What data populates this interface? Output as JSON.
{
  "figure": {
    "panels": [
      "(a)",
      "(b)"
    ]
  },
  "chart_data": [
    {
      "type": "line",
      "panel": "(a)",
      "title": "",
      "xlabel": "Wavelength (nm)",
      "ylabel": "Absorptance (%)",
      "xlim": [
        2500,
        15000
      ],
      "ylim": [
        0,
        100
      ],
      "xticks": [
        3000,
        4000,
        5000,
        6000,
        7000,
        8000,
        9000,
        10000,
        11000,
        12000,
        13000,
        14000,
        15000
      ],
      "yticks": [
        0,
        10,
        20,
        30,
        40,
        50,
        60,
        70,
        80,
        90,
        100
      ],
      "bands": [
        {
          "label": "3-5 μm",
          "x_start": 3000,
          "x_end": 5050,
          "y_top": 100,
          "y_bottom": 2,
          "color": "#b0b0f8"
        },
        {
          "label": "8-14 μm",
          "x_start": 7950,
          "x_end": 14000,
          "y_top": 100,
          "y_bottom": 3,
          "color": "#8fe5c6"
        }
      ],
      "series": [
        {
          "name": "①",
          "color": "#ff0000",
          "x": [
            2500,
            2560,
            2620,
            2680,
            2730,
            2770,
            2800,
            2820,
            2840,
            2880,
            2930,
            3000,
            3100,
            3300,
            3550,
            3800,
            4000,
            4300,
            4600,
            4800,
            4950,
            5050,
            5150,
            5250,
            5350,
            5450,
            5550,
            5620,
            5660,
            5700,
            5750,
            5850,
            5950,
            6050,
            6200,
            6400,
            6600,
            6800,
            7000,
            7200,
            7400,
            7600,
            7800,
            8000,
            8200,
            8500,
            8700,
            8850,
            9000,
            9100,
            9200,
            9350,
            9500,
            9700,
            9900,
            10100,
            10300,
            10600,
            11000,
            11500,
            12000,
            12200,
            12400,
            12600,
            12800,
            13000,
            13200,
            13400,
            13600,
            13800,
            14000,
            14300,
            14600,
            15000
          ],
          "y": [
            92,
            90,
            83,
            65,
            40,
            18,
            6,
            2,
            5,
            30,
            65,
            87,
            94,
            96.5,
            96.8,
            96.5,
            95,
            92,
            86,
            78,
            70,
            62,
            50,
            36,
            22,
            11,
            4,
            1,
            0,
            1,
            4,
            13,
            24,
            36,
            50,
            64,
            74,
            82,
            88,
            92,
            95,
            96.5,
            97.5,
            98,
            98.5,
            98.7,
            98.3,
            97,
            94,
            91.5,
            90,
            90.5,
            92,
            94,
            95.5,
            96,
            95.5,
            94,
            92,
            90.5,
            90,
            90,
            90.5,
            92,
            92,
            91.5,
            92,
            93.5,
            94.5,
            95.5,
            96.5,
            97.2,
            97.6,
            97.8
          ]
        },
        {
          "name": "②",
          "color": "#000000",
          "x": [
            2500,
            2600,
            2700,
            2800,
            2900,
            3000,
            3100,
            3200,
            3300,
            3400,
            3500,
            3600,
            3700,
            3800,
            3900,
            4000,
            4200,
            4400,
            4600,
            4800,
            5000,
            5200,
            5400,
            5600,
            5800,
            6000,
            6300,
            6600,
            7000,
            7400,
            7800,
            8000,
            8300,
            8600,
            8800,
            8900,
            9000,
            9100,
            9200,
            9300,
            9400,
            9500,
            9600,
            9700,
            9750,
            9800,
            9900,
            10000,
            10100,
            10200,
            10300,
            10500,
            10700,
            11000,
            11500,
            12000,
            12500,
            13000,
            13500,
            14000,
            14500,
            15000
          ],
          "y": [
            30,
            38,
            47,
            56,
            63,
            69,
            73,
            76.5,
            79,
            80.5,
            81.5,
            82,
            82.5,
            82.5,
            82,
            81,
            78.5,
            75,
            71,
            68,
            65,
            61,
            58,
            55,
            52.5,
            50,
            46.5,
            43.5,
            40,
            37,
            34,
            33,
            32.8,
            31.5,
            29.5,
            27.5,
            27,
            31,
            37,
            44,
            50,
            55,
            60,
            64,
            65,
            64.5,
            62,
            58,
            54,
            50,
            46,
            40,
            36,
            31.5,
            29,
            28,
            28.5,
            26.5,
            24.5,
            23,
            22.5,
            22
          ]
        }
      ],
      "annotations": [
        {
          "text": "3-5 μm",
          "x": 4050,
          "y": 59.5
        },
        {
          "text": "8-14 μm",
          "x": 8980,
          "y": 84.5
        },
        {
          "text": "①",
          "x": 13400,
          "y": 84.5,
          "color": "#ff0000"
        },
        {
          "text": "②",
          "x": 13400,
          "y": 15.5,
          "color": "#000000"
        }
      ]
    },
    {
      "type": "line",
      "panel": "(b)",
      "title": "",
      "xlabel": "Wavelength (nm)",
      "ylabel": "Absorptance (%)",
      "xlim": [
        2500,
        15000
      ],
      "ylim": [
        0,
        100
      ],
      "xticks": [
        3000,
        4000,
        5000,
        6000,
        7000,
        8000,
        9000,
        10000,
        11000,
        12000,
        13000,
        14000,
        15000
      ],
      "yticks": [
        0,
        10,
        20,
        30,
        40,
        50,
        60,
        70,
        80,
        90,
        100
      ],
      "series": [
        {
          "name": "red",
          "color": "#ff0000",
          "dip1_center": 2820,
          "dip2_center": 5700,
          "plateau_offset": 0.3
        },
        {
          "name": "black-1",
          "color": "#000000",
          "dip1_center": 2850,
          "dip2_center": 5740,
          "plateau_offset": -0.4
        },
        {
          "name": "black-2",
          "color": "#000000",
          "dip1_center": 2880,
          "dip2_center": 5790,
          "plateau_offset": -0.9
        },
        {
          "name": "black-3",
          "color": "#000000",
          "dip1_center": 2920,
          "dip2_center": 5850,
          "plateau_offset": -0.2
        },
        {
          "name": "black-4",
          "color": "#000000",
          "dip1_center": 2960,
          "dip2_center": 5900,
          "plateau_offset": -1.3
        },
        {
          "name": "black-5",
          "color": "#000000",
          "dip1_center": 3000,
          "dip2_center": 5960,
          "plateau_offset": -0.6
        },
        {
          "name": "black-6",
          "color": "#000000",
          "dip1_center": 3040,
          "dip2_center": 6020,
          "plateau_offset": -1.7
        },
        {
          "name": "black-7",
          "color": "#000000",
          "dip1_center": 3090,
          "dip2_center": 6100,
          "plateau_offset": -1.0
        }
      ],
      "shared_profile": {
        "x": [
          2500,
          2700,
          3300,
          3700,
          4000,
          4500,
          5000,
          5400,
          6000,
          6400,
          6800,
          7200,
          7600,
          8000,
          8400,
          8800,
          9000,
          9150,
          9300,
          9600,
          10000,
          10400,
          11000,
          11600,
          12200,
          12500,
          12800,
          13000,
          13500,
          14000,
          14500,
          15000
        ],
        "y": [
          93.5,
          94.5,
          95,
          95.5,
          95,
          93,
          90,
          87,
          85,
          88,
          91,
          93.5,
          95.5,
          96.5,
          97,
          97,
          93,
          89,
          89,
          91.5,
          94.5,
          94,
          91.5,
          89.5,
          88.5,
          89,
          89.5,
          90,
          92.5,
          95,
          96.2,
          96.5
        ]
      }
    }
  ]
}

* Task instructions *
Copy each record from above without leaving any out.

* Task output *
What data populates this interface? Output as JSON.
{
  "figure": {
    "panels": [
      "(a)",
      "(b)"
    ]
  },
  "chart_data": [
    {
      "type": "line",
      "panel": "(a)",
      "title": "",
      "xlabel": "Wavelength (nm)",
      "ylabel": "Absorptance (%)",
      "xlim": [
        2500,
        15000
      ],
      "ylim": [
        0,
        100
      ],
      "xticks": [
        3000,
        4000,
        5000,
        6000,
        7000,
        8000,
        9000,
        10000,
        11000,
        12000,
        13000,
        14000,
        15000
      ],
      "yticks": [
        0,
        10,
        20,
        30,
        40,
        50,
        60,
        70,
        80,
        90,
        100
      ],
      "bands": [
        {
          "label": "3-5 μm",
          "x_start": 3000,
          "x_end": 5050,
          "y_top": 100,
          "y_bottom": 2,
          "color": "#b0b0f8"
        },
        {
          "label": "8-14 μm",
          "x_start": 7950,
          "x_end": 14000,
          "y_top": 100,
          "y_bottom": 3,
          "color": "#8fe5c6"
        }
      ],
      "series": [
        {
          "name": "①",
          "color": "#ff0000",
          "x": [
            2500,
            2560,
            2620,
            2680,
            2730,
            2770,
            2800,
            2820,
            2840,
            2880,
            2930,
            3000,
            3100,
            3300,
            3550,
            3800,
            4000,
            4300,
            4600,
            4800,
            4950,
            5050,
            5150,
            5250,
            5350,
            5450,
            5550,
            5620,
            5660,
            5700,
            5750,
            5850,
            5950,
            6050,
            6200,
            6400,
            6600,
            6800,
            7000,
            7200,
            7400,
            7600,
            7800,
            8000,
            8200,
            8500,
            8700,
            8850,
            9000,
            9100,
            9200,
            9350,
            9500,
            9700,
            9900,
            10100,
            10300,
            10600,
            11000,
            11500,
            12000,
            12200,
            12400,
            12600,
            12800,
            13000,
            13200,
            13400,
            13600,
            13800,
            14000,
            14300,
            14600,
            15000
          ],
          "y": [
            92,
            90,
            83,
            65,
            40,
            18,
            6,
            2,
            5,
            30,
            65,
            87,
            94,
            96.5,
            96.8,
            96.5,
            95,
            92,
            86,
            78,
            70,
            62,
            50,
            36,
            22,
            11,
            4,
            1,
            0,
            1,
            4,
            13,
            24,
            36,
            50,
            64,
            74,
            82,
            88,
            92,
            95,
            96.5,
            97.5,
            98,
            98.5,
            98.7,
            98.3,
            97,
            94,
            91.5,
            90,
            90.5,
            92,
            94,
            95.5,
            96,
            95.5,
            94,
            92,
            90.5,
            90,
            90,
            90.5,
            92,
            92,
            91.5,
            92,
            93.5,
            94.5,
            95.5,
            96.5,
            97.2,
            97.6,
            97.8
          ]
        },
        {
          "name": "②",
          "color": "#000000",
          "x": [
            2500,
            2600,
            2700,
            2800,
            2900,
            3000,
            3100,
            3200,
            3300,
            3400,
            3500,
            3600,
            3700,
            3800,
            3900,
            4000,
            4200,
            4400,
            4600,
            4800,
            5000,
            5200,
            5400,
            5600,
            5800,
            6000,
            6300,
            6600,
            7000,
            7400,
            7800,
            8000,
            8300,
            8600,
            8800,
            8900,
            9000,
            9100,
            9200,
            9300,
            9400,
            9500,
            9600,
            9700,
            9750,
            9800,
            9900,
            10000,
            10100,
            10200,
            10300,
            10500,
            10700,
            11000,
            11500,
            12000,
            12500,
            13000,
            13500,
            14000,
            14500,
            15000
          ],
          "y": [
            30,
            38,
            47,
            56,
            63,
            69,
            73,
            76.5,
            79,
            80.5,
            81.5,
            82,
            82.5,
            82.5,
            82,
            81,
            78.5,
            75,
            71,
            68,
            65,
            61,
            58,
            55,
            52.5,
            50,
            46.5,
            43.5,
            40,
            37,
            34,
            33,
            32.8,
            31.5,
            29.5,
            27.5,
            27,
            31,
            37,
            44,
            50,
            55,
            60,
            64,
            65,
            64.5,
            62,
            58,
            54,
            50,
            46,
            40,
            36,
            31.5,
            29,
            28,
            28.5,
            26.5,
            24.5,
            23,
            22.5,
            22
          ]
        }
      ],
      "annotations": [
        {
          "text": "3-5 μm",
          "x": 4050,
          "y": 59.5
        },
        {
          "text": "8-14 μm",
          "x": 8980,
          "y": 84.5
        },
        {
          "text": "①",
          "x": 13400,
          "y": 84.5,
          "color": "#ff0000"
        },
        {
          "text": "②",
          "x": 13400,
          "y": 15.5,
          "color": "#000000"
        }
      ]
    },
    {
      "type": "line",
      "panel": "(b)",
      "title": "",
      "xlabel": "Wavelength (nm)",
      "ylabel": "Absorptance (%)",
      "xlim": [
        2500,
        15000
      ],
      "ylim": [
        0,
        100
      ],
      "xticks": [
        3000,
        4000,
        5000,
        6000,
        7000,
        8000,
        9000,
        10000,
        11000,
        12000,
        13000,
        14000,
        15000
      ],
      "yticks": [
        0,
        10,
        20,
        30,
        40,
        50,
        60,
        70,
        80,
        90,
        100
      ],
      "series": [
        {
          "name": "red",
          "color": "#ff0000",
          "dip1_center": 2820,
          "dip2_center": 5700,
          "plateau_offset": 0.3
        },
        {
          "name": "black-1",
          "color": "#000000",
          "dip1_center": 2850,
          "dip2_center": 5740,
          "plateau_offset": -0.4
        },
        {
          "name": "black-2",
          "color": "#000000",
          "dip1_center": 2880,
          "dip2_center": 5790,
          "plateau_offset": -0.9
        },
        {
          "name": "black-3",
          "color": "#000000",
          "dip1_center": 2920,
          "dip2_center": 5850,
          "plateau_offset": -0.2
        },
        {
          "name": "black-4",
          "color": "#000000",
          "dip1_center": 2960,
          "dip2_center": 5900,
          "plateau_offset": -1.3
        },
        {
          "name": "black-5",
          "color": "#000000",
          "dip1_center": 3000,
          "dip2_center": 5960,
          "plateau_offset": -0.6
        },
        {
          "name": "black-6",
          "color": "#000000",
          "dip1_center": 3040,
          "dip2_center": 6020,
          "plateau_offset": -1.7
        },
        {
          "name": "black-7",
          "color": "#000000",
          "dip1_center": 3090,
          "dip2_center": 6100,
          "plateau_offset": -1.0
        }
      ],
      "shared_profile": {
        "x": [
          2500,
          2700,
          3300,
          3700,
          4000,
          4500,
          5000,
          5400,
          6000,
          6400,
          6800,
          7200,
          7600,
          8000,
          8400,
          8800,
          9000,
          9150,
          9300,
          9600,
          10000,
          10400,
          11000,
          11600,
          12200,
          12500,
          12800,
          13000,
          13500,
          14000,
          14500,
          15000
        ],
        "y": [
          93.5,
          94.5,
          95,
          95.5,
          95,
          93,
          90,
          87,
          85,
          88,
          91,
          93.5,
          95.5,
          96.5,
          97,
          97,
          93,
          89,
          89,
          91.5,
          94.5,
          94,
          91.5,
          89.5,
          88.5,
          89,
          89.5,
          90,
          92.5,
          95,
          96.2,
          96.5
        ]
      }
    }
  ]
}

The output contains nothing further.